GIVEN PROBLEM - Will you output the entries below exactly, skipping every image they contain?

═══ DATA TO PROCESS ═══

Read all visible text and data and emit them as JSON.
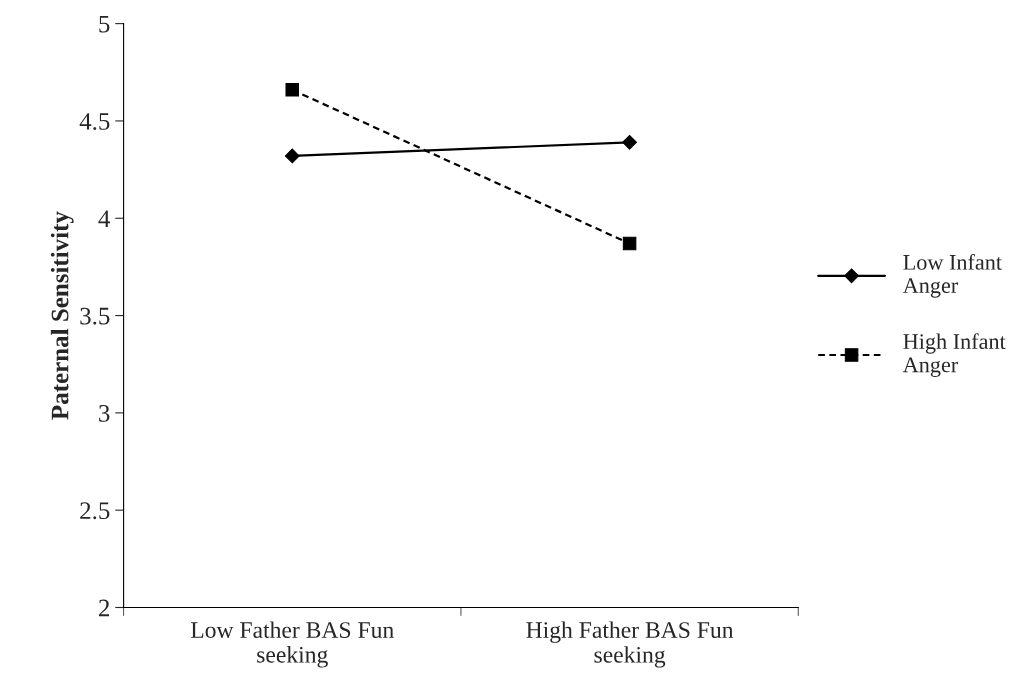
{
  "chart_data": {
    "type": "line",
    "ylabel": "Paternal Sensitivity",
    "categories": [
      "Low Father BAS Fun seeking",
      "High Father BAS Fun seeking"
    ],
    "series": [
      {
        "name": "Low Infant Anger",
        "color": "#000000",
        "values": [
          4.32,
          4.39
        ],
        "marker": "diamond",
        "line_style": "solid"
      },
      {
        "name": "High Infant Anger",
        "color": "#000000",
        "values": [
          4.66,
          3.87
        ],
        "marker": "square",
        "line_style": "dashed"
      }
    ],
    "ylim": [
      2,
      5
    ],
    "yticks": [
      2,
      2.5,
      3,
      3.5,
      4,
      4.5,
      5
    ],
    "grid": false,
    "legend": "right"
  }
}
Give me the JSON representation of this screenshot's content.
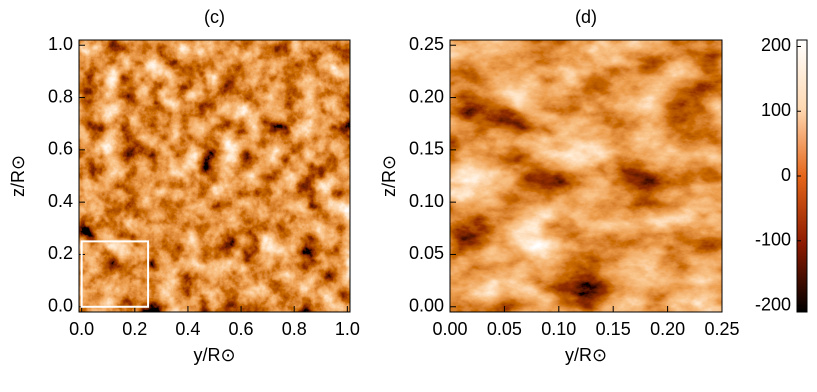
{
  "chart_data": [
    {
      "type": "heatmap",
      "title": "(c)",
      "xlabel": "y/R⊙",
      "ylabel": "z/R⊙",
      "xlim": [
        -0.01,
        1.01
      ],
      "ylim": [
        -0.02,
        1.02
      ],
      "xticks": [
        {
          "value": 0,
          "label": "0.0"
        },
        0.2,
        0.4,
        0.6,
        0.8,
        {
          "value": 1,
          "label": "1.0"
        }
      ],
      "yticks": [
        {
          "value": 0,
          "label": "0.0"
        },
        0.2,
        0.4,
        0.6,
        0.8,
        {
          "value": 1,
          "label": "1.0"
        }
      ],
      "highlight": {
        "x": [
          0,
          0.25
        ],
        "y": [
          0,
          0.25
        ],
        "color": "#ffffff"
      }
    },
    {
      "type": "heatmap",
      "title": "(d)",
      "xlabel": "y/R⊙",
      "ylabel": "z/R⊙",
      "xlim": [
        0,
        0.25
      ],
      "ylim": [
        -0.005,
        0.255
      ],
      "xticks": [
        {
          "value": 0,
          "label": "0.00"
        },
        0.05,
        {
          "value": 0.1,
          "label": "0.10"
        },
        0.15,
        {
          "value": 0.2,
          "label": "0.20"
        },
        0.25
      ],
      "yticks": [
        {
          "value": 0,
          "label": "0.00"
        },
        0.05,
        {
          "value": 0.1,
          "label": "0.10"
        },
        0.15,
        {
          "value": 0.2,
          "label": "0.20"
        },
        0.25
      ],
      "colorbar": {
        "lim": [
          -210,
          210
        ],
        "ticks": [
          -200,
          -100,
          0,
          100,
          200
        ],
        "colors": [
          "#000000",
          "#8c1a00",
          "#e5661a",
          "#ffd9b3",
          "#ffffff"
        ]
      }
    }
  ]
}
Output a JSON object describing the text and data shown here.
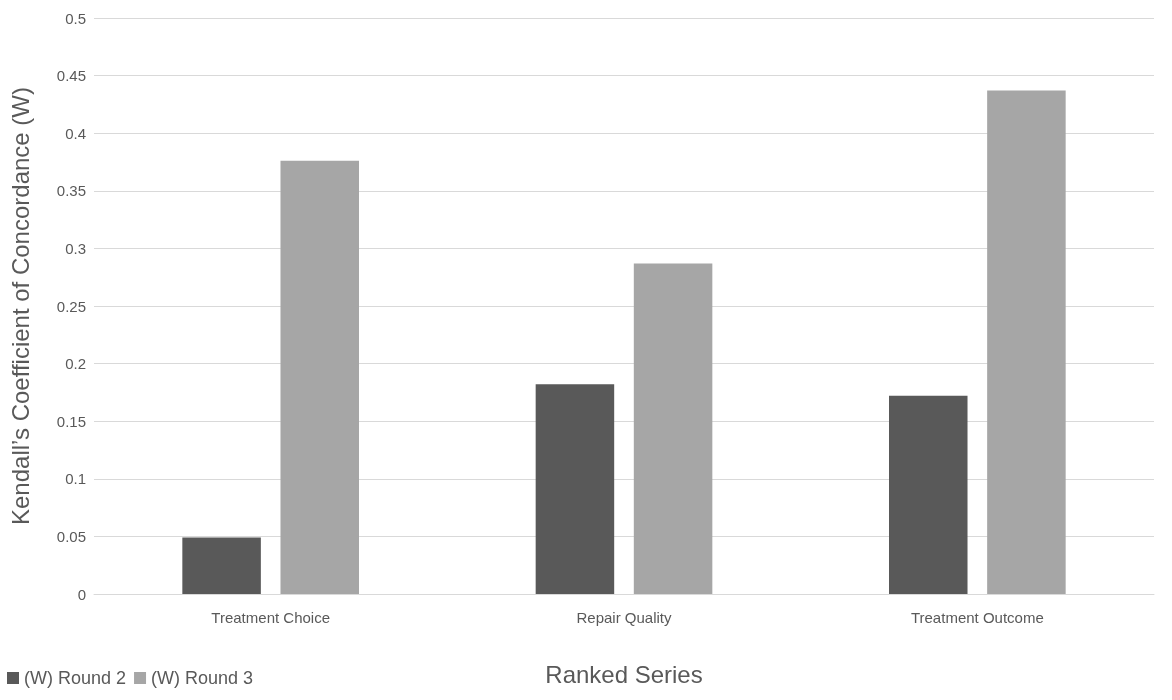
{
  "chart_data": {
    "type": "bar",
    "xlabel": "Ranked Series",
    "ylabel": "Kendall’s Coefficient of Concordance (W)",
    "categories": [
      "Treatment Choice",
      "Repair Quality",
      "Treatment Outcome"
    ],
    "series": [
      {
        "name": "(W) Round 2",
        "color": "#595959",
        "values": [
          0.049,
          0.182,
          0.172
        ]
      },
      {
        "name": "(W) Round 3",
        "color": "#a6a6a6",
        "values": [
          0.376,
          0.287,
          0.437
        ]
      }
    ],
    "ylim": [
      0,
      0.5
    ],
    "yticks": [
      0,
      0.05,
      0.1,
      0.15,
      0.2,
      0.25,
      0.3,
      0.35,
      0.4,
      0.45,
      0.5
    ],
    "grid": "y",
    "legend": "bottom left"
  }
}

═══

COMPLETED TASK -
Read all visible text and data and emit them as JSON.
{
  "chart_data": {
    "type": "line",
    "ylabel": "Paternal Sensitivity",
    "categories": [
      "Low Father BAS Fun seeking",
      "High Father BAS Fun seeking"
    ],
    "series": [
      {
        "name": "Low Infant Anger",
        "color": "#000000",
        "values": [
          4.32,
          4.39
        ],
        "marker": "diamond",
        "line_style": "solid"
      },
      {
        "name": "High Infant Anger",
        "color": "#000000",
        "values": [
          4.66,
          3.87
        ],
        "marker": "square",
        "line_style": "dashed"
      }
    ],
    "ylim": [
      2,
      5
    ],
    "yticks": [
      2,
      2.5,
      3,
      3.5,
      4,
      4.5,
      5
    ],
    "grid": false,
    "legend": "right"
  }
}
Give me the JSON representation of this screenshot's content.
{
  "chart_data": [
    {
      "type": "heatmap",
      "title": "(c)",
      "xlabel": "y/R⊙",
      "ylabel": "z/R⊙",
      "xlim": [
        -0.01,
        1.01
      ],
      "ylim": [
        -0.02,
        1.02
      ],
      "xticks": [
        {
          "value": 0,
          "label": "0.0"
        },
        0.2,
        0.4,
        0.6,
        0.8,
        {
          "value": 1,
          "label": "1.0"
        }
      ],
      "yticks": [
        {
          "value": 0,
          "label": "0.0"
        },
        0.2,
        0.4,
        0.6,
        0.8,
        {
          "value": 1,
          "label": "1.0"
        }
      ],
      "highlight": {
        "x": [
          0,
          0.25
        ],
        "y": [
          0,
          0.25
        ],
        "color": "#ffffff"
      }
    },
    {
      "type": "heatmap",
      "title": "(d)",
      "xlabel": "y/R⊙",
      "ylabel": "z/R⊙",
      "xlim": [
        0,
        0.25
      ],
      "ylim": [
        -0.005,
        0.255
      ],
      "xticks": [
        {
          "value": 0,
          "label": "0.00"
        },
        0.05,
        {
          "value": 0.1,
          "label": "0.10"
        },
        0.15,
        {
          "value": 0.2,
          "label": "0.20"
        },
        0.25
      ],
      "yticks": [
        {
          "value": 0,
          "label": "0.00"
        },
        0.05,
        {
          "value": 0.1,
          "label": "0.10"
        },
        0.15,
        {
          "value": 0.2,
          "label": "0.20"
        },
        0.25
      ],
      "colorbar": {
        "lim": [
          -210,
          210
        ],
        "ticks": [
          -200,
          -100,
          0,
          100,
          200
        ],
        "colors": [
          "#000000",
          "#8c1a00",
          "#e5661a",
          "#ffd9b3",
          "#ffffff"
        ]
      }
    }
  ]
}
Output a JSON object describing the text and data shown here.
{
  "chart_data": {
    "type": "bar",
    "xlabel": "Ranked Series",
    "ylabel": "Kendall’s Coefficient of Concordance (W)",
    "categories": [
      "Treatment Choice",
      "Repair Quality",
      "Treatment Outcome"
    ],
    "series": [
      {
        "name": "(W) Round 2",
        "color": "#595959",
        "values": [
          0.049,
          0.182,
          0.172
        ]
      },
      {
        "name": "(W) Round 3",
        "color": "#a6a6a6",
        "values": [
          0.376,
          0.287,
          0.437
        ]
      }
    ],
    "ylim": [
      0,
      0.5
    ],
    "yticks": [
      0,
      0.05,
      0.1,
      0.15,
      0.2,
      0.25,
      0.3,
      0.35,
      0.4,
      0.45,
      0.5
    ],
    "grid": "y",
    "legend": "bottom left"
  }
}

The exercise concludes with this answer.